[Dataset records]

******

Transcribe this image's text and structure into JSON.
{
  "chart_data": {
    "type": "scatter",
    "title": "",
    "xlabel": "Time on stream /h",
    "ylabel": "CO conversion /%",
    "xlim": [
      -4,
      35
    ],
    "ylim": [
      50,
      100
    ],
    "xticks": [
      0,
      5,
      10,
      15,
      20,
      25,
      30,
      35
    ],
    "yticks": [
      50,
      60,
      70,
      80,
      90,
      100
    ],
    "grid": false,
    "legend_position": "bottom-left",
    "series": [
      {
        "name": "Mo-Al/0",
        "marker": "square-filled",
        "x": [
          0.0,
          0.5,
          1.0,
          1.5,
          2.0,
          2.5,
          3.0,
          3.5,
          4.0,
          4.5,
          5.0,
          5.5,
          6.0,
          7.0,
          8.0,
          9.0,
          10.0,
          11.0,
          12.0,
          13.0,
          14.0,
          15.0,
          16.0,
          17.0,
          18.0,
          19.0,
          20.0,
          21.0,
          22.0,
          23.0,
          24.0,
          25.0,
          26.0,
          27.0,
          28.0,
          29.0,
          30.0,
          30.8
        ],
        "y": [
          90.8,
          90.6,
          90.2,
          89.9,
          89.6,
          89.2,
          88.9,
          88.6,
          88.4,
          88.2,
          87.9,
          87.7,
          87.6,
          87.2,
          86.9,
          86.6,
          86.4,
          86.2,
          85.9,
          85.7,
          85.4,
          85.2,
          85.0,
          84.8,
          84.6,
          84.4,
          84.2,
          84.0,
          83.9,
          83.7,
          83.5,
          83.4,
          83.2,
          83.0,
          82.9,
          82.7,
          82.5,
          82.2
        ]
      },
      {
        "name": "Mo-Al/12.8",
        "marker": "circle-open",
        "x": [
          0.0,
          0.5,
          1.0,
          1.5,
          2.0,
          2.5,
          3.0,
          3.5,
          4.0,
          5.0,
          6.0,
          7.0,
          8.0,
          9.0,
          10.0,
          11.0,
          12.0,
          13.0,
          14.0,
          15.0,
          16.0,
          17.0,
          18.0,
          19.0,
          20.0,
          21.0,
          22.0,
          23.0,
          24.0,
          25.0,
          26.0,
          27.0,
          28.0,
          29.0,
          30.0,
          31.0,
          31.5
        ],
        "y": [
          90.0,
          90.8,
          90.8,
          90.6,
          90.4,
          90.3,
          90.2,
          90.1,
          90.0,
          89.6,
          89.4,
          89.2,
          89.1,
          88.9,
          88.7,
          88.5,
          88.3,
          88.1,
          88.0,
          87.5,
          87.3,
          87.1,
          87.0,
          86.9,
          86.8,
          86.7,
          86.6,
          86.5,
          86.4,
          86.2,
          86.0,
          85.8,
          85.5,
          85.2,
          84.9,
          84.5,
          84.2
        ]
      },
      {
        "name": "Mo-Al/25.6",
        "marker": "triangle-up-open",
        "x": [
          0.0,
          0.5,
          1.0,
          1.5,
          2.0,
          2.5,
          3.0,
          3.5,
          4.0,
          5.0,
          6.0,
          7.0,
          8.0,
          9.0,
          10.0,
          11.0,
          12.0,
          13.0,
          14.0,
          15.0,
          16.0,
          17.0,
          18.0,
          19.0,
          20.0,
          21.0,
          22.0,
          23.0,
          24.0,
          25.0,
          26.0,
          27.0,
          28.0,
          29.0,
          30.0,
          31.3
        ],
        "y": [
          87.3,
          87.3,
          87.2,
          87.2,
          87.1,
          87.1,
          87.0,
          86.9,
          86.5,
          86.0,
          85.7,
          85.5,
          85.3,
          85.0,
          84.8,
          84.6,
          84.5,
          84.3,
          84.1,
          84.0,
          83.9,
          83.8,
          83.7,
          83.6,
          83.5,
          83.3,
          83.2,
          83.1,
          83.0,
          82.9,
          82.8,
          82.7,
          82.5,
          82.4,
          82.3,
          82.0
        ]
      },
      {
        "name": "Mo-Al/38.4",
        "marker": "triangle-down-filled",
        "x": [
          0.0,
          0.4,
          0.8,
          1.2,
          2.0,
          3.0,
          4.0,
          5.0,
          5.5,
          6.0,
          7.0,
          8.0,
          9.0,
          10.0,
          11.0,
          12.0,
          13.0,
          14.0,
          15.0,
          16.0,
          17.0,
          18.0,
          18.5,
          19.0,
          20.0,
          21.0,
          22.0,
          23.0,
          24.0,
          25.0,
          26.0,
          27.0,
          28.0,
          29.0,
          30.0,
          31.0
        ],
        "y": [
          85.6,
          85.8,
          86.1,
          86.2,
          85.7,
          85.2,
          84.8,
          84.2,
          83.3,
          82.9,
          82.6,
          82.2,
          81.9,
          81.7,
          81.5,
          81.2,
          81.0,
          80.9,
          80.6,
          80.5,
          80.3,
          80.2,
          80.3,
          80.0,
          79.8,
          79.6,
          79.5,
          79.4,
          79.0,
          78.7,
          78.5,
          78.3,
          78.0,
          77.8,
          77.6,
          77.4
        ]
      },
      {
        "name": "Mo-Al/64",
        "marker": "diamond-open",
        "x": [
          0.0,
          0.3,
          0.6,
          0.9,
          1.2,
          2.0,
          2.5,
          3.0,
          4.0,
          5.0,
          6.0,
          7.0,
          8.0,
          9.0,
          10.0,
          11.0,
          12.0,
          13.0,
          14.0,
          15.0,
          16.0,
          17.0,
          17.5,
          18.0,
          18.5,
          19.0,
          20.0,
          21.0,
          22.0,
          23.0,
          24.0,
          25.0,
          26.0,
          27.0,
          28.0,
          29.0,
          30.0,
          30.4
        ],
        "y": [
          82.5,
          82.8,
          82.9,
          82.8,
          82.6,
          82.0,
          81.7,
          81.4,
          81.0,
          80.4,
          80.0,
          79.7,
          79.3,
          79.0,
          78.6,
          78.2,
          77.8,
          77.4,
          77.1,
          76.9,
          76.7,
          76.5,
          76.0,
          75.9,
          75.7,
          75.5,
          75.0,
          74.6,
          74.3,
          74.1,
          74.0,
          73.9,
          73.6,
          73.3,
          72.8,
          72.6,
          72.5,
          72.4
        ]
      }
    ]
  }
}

******

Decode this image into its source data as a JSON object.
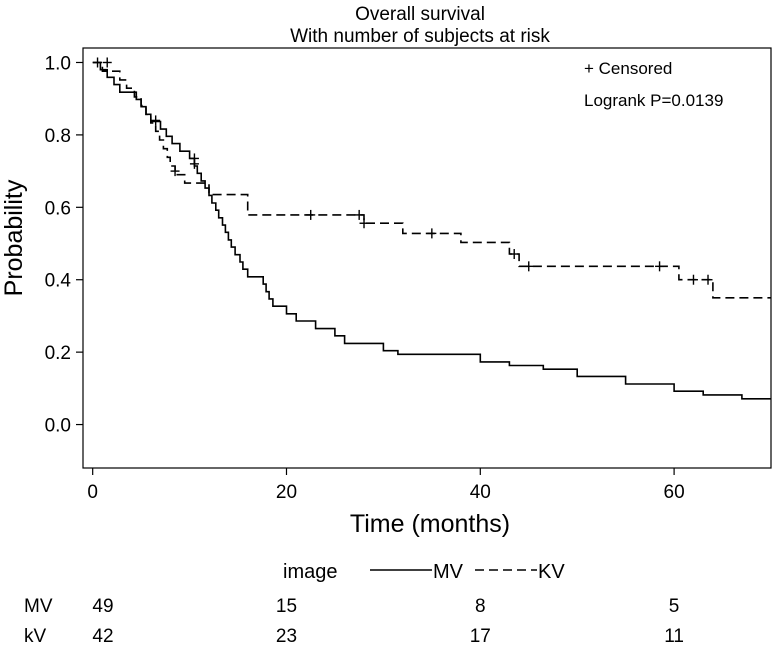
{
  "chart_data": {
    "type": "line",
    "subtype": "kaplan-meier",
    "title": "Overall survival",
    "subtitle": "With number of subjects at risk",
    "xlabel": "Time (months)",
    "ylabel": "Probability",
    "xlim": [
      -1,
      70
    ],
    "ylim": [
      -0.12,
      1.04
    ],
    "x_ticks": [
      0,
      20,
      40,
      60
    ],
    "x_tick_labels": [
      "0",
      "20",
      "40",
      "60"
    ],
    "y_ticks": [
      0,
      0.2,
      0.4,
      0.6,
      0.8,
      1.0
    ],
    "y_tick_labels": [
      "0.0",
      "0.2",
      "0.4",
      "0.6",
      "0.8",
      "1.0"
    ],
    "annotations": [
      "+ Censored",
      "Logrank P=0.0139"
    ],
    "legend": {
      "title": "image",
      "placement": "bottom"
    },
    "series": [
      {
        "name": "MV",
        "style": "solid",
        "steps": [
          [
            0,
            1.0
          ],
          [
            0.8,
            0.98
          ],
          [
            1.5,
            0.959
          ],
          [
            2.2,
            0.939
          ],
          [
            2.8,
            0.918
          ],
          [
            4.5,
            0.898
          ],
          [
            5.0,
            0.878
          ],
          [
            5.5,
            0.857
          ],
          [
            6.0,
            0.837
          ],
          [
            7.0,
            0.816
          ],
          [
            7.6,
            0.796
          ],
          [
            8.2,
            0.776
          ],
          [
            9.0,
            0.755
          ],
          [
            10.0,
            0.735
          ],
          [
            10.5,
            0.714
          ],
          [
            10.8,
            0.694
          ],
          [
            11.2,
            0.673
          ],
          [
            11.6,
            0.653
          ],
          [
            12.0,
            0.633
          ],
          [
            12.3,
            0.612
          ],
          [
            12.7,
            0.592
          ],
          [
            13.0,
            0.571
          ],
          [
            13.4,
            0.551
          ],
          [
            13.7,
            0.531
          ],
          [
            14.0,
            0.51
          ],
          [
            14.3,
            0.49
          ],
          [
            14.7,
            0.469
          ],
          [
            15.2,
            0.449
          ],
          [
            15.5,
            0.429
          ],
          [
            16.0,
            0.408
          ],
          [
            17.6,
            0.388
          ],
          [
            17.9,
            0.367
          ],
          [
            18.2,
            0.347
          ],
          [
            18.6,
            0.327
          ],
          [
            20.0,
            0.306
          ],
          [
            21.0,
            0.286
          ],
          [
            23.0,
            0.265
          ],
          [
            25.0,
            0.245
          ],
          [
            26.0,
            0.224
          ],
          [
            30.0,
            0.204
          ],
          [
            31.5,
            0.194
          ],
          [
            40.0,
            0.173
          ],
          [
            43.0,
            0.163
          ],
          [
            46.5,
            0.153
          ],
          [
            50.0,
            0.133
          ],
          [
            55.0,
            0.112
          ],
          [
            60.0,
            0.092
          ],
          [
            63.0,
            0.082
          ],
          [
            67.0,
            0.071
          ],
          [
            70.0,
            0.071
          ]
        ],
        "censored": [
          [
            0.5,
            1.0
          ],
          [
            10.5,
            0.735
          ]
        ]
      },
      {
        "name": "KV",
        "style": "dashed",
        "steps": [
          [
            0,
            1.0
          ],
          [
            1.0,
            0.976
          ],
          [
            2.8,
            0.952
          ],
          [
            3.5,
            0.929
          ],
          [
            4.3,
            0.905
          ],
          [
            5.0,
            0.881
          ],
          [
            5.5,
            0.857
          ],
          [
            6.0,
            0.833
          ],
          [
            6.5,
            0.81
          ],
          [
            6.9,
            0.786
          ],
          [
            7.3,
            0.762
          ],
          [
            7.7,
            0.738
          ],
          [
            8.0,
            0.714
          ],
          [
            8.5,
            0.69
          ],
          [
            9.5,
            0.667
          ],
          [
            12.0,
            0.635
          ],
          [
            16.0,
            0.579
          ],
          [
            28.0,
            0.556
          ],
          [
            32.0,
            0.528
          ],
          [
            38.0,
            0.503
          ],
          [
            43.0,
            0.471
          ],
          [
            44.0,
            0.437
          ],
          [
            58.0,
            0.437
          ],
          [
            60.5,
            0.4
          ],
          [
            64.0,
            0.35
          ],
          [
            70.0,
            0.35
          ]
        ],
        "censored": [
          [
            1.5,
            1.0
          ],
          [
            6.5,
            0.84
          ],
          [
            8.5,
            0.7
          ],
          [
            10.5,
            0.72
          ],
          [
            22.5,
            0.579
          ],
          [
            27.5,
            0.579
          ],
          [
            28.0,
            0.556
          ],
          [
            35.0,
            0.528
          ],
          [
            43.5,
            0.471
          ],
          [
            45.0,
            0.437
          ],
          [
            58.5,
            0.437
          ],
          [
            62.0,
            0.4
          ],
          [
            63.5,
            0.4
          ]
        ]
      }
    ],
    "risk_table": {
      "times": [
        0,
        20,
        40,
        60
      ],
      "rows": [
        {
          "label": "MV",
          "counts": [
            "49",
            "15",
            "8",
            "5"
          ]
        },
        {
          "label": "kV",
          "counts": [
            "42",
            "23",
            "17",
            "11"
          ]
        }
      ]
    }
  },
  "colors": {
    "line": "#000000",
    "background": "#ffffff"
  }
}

******

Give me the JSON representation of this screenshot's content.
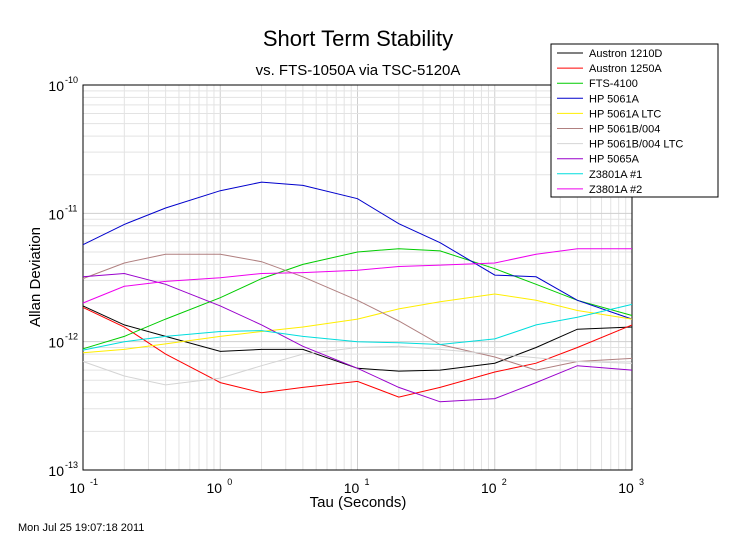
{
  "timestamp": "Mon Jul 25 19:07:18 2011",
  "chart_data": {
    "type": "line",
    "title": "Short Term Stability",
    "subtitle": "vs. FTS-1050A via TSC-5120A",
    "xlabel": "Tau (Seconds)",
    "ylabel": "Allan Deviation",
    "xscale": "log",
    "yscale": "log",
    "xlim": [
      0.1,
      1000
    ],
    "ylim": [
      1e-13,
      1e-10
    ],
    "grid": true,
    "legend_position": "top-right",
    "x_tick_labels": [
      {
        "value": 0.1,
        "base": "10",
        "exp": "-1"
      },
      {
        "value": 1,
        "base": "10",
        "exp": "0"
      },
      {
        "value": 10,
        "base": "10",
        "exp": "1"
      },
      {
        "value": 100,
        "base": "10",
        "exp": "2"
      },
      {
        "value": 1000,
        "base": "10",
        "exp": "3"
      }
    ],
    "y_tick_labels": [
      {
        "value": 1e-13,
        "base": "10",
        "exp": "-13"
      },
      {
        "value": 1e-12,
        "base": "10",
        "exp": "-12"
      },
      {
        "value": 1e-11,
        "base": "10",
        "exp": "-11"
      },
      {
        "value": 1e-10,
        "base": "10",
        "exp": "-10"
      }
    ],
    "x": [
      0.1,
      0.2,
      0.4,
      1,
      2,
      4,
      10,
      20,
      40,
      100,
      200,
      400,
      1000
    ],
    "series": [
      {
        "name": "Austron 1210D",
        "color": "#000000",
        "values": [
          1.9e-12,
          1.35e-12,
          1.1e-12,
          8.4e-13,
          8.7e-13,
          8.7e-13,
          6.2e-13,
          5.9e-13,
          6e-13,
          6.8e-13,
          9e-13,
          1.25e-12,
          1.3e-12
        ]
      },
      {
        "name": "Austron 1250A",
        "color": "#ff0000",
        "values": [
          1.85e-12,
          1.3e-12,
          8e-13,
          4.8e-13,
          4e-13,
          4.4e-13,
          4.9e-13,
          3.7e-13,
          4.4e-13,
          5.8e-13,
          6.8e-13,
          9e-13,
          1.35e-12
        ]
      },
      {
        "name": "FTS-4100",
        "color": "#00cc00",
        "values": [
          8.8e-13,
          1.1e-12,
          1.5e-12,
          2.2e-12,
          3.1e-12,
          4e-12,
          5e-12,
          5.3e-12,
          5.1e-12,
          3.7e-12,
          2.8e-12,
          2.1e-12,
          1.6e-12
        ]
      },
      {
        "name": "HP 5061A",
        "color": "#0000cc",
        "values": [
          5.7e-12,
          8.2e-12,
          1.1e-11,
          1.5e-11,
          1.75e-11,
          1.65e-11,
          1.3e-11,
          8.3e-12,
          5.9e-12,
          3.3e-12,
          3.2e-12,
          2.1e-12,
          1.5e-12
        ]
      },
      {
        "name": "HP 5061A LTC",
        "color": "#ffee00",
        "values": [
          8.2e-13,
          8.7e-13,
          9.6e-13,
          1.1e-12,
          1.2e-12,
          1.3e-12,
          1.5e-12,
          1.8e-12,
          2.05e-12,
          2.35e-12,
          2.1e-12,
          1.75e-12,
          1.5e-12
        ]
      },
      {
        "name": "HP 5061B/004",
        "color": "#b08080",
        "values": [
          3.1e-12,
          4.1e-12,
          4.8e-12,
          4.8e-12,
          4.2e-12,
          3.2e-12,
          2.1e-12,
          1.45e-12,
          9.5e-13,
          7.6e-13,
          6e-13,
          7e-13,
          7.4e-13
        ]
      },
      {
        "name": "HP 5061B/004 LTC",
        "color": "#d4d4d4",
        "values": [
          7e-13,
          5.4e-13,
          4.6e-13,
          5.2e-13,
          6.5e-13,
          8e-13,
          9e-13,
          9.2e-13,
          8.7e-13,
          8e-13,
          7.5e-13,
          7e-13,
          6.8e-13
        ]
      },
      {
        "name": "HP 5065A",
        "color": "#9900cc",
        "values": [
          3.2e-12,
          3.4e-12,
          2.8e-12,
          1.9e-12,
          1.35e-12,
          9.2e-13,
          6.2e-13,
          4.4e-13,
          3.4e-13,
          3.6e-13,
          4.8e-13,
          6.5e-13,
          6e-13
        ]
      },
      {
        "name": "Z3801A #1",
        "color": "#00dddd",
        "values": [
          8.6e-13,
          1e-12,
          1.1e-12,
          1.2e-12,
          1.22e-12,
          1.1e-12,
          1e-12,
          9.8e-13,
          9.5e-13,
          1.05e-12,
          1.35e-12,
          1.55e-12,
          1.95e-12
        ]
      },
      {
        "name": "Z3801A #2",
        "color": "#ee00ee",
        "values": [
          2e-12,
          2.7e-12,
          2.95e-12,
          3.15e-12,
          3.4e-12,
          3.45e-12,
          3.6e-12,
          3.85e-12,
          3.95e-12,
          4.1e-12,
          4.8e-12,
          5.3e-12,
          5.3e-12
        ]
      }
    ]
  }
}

******

*Stated goal*. Using the entries above, state how many lines include the word "triangle", with no other words.

*Result*. 2